▸ **WORK TO BE COMPLETED**: Quote, without any change, the line that contains "Extract the structured" and all lines that follow it to the end of the data below.

** START OF MATERIAL PROVIDED **

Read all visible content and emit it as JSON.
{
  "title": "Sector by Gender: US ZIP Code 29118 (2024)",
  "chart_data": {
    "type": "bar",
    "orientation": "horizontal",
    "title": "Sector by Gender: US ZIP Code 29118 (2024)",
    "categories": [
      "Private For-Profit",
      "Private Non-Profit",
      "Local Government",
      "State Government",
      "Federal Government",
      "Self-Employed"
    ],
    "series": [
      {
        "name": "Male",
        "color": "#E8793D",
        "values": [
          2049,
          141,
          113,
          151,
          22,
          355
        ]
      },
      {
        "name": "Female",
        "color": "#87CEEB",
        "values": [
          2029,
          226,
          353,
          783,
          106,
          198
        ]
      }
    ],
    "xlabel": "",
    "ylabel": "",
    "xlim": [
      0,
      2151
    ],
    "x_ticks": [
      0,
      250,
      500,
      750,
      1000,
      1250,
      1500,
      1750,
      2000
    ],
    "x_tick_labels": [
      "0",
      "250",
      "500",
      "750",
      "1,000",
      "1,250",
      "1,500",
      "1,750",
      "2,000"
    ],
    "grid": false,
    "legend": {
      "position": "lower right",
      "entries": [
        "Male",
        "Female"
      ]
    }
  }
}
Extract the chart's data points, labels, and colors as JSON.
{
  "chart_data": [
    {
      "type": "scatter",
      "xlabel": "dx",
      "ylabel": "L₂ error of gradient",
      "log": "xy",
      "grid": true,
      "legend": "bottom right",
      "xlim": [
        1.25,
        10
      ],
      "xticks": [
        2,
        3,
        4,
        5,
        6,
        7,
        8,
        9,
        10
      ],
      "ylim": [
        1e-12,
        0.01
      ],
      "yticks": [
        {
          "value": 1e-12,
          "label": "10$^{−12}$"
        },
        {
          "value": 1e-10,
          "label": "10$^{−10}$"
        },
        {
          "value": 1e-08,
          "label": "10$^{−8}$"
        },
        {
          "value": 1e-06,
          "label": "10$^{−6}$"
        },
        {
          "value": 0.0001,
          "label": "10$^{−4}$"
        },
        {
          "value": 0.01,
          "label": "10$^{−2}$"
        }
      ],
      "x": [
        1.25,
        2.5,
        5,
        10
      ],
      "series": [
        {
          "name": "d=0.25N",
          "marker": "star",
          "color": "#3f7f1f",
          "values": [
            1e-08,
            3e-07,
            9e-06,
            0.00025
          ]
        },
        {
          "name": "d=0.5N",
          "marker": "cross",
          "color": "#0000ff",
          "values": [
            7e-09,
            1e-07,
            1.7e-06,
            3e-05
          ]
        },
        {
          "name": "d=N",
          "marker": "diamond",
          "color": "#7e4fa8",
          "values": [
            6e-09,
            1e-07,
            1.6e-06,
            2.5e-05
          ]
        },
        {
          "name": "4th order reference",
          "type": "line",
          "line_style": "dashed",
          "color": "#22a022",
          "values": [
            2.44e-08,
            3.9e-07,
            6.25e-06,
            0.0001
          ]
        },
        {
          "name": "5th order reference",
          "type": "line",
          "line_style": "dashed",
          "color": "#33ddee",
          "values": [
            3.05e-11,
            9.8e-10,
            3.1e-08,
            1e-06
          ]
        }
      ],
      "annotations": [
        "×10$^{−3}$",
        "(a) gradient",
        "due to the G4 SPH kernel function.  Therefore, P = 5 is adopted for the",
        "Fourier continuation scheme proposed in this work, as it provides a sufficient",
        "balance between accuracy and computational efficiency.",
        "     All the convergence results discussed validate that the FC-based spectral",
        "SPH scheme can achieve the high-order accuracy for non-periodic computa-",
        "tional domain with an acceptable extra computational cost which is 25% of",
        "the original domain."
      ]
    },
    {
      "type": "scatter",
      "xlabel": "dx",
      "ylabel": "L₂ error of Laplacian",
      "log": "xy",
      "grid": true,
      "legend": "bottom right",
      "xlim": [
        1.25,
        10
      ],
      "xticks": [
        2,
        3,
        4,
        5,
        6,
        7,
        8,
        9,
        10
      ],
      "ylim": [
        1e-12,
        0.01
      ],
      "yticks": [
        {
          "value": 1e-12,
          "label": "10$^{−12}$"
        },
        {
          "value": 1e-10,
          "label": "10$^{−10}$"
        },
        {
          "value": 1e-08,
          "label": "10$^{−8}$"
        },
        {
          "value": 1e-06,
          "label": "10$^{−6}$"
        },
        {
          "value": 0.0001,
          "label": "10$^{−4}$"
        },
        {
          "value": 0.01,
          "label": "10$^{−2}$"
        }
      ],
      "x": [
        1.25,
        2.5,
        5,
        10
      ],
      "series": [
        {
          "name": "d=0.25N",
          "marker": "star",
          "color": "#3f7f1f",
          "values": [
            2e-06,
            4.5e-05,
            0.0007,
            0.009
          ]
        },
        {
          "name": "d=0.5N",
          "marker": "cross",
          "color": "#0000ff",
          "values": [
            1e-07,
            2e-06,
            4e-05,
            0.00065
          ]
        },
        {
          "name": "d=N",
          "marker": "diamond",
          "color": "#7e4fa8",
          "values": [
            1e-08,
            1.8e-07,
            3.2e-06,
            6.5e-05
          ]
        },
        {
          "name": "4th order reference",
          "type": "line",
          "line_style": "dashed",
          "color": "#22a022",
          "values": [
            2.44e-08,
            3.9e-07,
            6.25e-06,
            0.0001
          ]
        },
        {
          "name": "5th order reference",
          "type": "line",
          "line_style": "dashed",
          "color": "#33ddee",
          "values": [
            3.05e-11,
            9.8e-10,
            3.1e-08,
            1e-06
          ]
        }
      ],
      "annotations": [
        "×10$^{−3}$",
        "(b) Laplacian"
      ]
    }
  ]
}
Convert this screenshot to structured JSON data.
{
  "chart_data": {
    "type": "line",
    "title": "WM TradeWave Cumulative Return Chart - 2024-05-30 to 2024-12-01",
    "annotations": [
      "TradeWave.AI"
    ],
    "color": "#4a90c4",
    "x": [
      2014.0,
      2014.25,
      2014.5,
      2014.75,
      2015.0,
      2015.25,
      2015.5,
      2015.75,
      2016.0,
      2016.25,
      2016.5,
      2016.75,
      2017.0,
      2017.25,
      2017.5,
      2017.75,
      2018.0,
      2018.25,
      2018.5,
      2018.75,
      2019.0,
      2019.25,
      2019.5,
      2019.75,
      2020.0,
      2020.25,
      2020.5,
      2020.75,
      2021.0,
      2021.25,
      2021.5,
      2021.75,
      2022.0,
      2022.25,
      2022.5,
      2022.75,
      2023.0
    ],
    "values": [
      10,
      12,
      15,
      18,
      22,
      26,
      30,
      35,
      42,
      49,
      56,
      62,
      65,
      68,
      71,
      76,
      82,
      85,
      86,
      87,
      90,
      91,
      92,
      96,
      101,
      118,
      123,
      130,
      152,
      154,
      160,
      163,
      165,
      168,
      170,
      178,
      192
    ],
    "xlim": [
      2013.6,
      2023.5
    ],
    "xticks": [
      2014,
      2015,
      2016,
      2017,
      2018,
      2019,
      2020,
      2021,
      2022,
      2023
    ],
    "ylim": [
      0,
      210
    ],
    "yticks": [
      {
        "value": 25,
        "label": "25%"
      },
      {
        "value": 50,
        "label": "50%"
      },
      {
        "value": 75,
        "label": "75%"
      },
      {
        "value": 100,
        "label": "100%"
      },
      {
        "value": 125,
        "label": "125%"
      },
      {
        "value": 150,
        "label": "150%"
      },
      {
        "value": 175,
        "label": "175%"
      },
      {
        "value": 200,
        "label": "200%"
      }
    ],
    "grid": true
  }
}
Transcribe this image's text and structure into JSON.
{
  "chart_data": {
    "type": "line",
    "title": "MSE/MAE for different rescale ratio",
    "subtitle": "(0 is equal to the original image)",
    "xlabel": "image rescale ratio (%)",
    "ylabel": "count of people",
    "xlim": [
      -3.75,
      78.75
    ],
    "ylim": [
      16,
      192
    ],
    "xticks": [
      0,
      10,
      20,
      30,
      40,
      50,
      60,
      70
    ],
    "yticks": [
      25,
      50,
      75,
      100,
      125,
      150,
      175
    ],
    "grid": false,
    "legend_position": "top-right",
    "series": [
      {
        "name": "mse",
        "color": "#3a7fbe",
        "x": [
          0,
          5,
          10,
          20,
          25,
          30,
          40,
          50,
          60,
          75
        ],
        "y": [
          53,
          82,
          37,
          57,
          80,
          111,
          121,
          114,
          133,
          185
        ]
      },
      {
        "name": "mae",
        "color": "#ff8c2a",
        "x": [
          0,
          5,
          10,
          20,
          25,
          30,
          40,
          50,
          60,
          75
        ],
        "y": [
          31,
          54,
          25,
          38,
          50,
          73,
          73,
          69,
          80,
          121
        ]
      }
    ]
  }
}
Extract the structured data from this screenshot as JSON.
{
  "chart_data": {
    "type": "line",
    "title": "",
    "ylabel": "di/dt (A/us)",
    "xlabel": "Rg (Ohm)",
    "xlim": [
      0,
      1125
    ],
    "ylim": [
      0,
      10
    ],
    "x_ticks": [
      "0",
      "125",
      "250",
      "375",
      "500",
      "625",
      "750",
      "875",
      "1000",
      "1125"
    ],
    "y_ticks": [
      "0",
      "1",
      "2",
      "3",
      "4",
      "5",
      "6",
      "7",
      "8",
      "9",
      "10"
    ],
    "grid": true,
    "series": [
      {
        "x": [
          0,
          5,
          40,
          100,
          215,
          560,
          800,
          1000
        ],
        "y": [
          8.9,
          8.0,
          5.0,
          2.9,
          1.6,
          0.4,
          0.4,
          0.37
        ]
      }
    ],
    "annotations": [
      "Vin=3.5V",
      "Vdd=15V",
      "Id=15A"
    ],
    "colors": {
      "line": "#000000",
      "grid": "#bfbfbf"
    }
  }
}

** END OF MATERIAL PROVIDED **

▸ **EXERCISE ANSWER**:
Extract the structured data from this screenshot as JSON.
{
  "chart_data": {
    "type": "line",
    "title": "",
    "ylabel": "di/dt (A/us)",
    "xlabel": "Rg (Ohm)",
    "xlim": [
      0,
      1125
    ],
    "ylim": [
      0,
      10
    ],
    "x_ticks": [
      "0",
      "125",
      "250",
      "375",
      "500",
      "625",
      "750",
      "875",
      "1000",
      "1125"
    ],
    "y_ticks": [
      "0",
      "1",
      "2",
      "3",
      "4",
      "5",
      "6",
      "7",
      "8",
      "9",
      "10"
    ],
    "grid": true,
    "series": [
      {
        "x": [
          0,
          5,
          40,
          100,
          215,
          560,
          800,
          1000
        ],
        "y": [
          8.9,
          8.0,
          5.0,
          2.9,
          1.6,
          0.4,
          0.4,
          0.37
        ]
      }
    ],
    "annotations": [
      "Vin=3.5V",
      "Vdd=15V",
      "Id=15A"
    ],
    "colors": {
      "line": "#000000",
      "grid": "#bfbfbf"
    }
  }
}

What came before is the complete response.